:: LISTED ENTRIES ::
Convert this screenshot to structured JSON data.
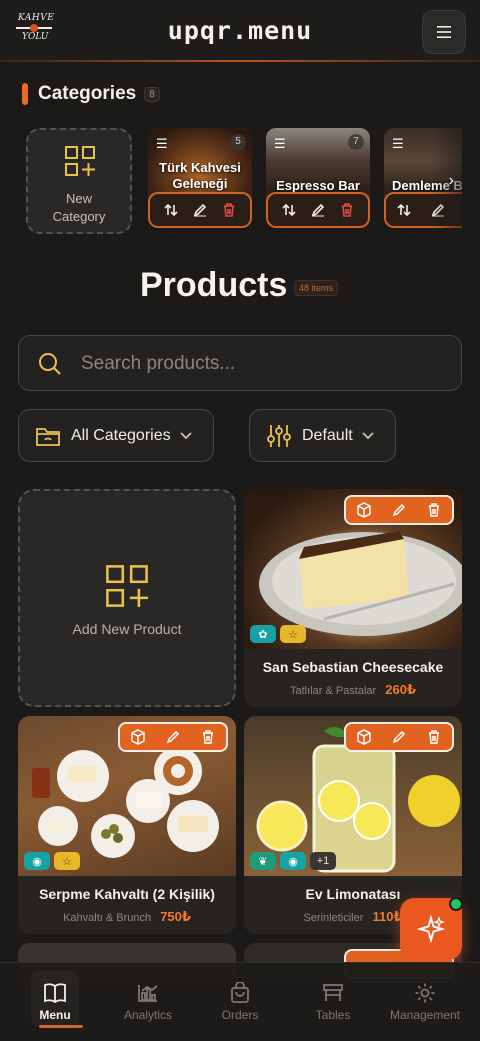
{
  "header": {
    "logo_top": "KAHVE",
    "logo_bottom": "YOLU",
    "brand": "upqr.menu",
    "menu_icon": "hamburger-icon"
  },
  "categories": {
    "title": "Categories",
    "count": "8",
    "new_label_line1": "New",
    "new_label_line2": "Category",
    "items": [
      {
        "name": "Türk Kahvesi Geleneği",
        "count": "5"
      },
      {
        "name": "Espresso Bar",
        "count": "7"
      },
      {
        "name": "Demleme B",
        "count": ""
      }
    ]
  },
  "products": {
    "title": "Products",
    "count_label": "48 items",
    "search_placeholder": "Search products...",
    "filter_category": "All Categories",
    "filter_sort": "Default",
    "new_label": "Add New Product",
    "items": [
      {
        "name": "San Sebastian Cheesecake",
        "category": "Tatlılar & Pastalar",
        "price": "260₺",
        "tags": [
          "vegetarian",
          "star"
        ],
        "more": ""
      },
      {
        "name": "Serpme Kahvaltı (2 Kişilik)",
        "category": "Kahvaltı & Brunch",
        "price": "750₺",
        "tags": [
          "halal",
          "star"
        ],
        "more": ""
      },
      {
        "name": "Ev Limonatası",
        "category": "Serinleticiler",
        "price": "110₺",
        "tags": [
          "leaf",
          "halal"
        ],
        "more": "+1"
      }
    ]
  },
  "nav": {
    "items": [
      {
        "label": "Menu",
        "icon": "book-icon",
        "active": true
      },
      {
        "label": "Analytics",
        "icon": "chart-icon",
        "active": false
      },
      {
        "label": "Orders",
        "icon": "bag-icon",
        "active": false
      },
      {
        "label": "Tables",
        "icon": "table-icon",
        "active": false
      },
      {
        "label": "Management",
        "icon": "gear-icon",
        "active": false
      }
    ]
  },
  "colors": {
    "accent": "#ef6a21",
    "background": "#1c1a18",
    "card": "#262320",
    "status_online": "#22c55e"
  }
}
:::
:: LISTED ENTRIES ::
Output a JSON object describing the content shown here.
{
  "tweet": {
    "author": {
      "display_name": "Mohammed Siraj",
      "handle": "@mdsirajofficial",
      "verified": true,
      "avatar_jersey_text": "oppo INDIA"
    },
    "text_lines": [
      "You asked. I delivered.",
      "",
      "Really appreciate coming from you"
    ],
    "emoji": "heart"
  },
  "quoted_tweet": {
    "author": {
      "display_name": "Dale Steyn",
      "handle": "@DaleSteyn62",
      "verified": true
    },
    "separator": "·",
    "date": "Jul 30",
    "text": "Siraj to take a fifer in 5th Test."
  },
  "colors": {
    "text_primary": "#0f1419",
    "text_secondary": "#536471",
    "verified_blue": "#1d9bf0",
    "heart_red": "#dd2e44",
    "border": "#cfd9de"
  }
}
:::
:: LISTED ENTRIES ::
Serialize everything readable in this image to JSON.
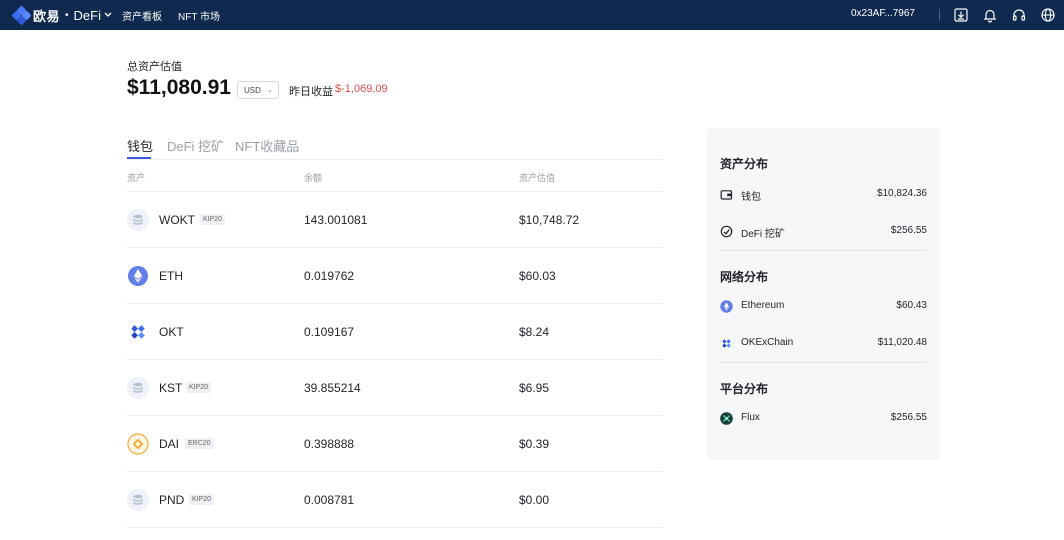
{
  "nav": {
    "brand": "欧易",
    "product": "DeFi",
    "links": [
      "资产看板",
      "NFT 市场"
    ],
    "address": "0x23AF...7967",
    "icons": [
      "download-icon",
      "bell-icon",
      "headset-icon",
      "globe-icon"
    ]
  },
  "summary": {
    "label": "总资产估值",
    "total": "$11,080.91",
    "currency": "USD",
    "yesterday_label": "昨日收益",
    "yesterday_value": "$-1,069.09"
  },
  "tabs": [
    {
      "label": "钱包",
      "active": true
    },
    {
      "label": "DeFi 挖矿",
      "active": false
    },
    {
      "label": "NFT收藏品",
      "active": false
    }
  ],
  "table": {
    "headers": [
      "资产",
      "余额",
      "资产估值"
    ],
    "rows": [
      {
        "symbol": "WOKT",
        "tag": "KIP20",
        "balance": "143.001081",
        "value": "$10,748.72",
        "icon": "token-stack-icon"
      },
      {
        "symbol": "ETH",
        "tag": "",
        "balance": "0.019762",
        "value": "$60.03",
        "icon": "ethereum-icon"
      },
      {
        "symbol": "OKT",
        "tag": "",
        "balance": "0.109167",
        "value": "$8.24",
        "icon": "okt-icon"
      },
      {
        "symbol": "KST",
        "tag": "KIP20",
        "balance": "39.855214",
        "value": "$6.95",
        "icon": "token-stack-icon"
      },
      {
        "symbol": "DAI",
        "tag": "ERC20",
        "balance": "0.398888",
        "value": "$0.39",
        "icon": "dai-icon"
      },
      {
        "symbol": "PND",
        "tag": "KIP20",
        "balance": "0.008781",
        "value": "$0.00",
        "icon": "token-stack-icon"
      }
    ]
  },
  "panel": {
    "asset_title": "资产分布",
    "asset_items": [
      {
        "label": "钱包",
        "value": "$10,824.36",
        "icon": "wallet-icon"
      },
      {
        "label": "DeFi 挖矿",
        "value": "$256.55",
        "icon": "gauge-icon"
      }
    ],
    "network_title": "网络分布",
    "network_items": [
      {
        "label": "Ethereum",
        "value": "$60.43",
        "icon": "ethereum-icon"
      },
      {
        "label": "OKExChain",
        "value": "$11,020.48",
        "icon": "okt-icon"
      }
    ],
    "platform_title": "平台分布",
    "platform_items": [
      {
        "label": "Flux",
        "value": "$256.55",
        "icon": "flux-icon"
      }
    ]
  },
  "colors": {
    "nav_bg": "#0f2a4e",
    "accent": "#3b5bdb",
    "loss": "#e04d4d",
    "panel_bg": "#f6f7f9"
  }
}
:::
TASK REQUIREMENTS: Reply with nothing but the number of lines that contain the word "symbol".

EXPECTED ANSWER: 6